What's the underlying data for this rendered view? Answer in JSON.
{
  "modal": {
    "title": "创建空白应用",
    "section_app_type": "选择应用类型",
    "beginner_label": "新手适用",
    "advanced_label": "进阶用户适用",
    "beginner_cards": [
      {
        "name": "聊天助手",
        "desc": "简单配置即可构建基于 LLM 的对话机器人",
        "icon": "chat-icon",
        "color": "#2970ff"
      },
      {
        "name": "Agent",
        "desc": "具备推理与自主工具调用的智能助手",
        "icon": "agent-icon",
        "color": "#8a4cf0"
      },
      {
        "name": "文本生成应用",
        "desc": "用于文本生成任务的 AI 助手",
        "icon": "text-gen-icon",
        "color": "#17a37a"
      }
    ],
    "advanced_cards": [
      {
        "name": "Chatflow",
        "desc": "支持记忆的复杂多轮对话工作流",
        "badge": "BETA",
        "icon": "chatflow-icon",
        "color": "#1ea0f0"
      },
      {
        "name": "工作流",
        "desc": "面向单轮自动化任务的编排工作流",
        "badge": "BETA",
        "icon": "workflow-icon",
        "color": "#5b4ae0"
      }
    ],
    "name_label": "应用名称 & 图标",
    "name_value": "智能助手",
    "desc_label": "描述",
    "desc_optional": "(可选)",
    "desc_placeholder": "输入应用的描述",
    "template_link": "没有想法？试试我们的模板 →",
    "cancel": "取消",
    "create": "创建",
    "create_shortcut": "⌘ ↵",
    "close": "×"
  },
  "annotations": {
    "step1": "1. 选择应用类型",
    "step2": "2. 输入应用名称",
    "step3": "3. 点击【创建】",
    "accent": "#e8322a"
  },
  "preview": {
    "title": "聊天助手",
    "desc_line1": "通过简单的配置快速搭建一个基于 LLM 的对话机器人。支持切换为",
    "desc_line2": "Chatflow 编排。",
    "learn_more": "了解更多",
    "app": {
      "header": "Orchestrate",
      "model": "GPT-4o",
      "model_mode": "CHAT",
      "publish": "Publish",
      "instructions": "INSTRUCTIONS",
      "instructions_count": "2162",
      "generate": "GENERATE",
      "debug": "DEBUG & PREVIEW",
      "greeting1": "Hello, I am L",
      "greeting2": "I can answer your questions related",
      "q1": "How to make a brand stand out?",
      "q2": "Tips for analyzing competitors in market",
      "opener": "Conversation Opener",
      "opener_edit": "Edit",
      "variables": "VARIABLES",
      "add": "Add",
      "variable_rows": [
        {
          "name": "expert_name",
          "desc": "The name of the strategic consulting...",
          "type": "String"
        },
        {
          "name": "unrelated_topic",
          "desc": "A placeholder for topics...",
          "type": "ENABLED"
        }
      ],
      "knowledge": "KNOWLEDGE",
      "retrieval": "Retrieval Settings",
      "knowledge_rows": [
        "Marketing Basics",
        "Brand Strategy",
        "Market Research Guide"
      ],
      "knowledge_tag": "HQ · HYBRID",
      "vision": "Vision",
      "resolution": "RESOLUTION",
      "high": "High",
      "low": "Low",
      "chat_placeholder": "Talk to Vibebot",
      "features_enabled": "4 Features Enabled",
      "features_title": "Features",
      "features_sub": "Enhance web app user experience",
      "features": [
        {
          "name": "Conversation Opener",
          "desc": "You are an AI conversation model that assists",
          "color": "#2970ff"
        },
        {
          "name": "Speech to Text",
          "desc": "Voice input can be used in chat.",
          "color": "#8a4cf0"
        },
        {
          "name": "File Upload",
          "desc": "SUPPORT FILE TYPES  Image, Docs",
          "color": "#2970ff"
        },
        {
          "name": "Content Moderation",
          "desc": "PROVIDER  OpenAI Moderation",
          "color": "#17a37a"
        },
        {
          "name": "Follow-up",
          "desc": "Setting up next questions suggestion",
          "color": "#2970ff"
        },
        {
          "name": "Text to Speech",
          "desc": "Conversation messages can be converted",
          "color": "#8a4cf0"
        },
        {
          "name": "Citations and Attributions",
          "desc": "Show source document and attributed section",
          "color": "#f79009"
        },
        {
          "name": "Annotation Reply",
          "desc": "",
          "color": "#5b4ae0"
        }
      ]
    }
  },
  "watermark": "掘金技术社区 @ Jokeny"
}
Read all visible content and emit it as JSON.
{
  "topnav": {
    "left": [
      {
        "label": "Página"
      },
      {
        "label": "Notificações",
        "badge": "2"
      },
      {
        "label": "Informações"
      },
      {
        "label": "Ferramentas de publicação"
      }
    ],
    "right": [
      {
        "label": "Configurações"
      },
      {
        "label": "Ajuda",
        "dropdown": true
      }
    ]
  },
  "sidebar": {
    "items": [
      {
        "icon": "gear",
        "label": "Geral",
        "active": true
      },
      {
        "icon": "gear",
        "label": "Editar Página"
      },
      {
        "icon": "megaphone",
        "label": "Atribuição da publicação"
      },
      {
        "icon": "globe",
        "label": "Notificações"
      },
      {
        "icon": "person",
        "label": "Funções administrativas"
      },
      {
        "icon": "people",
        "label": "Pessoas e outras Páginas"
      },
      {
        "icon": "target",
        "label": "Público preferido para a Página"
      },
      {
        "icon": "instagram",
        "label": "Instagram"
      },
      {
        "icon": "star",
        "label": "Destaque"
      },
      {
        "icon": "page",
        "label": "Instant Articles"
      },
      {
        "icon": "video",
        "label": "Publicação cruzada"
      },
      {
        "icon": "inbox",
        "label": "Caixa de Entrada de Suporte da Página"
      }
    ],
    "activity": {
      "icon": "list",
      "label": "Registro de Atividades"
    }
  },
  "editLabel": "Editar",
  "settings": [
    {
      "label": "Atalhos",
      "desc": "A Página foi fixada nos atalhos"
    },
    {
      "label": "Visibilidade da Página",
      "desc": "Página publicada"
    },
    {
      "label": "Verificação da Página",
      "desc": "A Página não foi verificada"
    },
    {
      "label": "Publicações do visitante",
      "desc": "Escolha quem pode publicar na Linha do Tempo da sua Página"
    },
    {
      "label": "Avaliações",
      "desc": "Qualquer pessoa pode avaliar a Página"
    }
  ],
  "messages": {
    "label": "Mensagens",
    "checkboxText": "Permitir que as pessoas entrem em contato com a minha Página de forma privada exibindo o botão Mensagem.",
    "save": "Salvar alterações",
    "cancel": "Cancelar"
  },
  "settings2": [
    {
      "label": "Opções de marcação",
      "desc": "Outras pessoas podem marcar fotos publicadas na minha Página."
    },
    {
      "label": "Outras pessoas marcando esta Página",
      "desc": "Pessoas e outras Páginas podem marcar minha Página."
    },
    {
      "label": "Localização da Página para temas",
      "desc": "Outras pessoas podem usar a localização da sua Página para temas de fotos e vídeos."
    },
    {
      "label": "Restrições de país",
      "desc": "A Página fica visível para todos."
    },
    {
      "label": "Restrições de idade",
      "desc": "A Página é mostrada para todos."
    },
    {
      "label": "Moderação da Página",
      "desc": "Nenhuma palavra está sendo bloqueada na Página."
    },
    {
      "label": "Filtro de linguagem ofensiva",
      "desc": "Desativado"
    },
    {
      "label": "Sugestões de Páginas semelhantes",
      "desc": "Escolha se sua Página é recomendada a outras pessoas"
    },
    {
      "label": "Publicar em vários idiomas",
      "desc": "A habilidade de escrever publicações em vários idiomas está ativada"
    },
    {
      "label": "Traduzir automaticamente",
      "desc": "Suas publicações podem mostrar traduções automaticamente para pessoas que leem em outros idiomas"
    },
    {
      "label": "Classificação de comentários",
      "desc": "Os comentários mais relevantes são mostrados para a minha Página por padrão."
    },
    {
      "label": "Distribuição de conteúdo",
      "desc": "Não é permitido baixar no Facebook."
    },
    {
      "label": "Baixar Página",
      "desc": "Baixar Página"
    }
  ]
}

★ ★ ★ ★ ★

#### Set problem:
Scan the material above. Extract every line in which the word "Escolha" occurs.

#### Solution for this task:
      "desc": "Escolha quem pode publicar na Linha do Tempo da sua Página"
      "desc": "Escolha se sua Página é recomendada a outras pessoas"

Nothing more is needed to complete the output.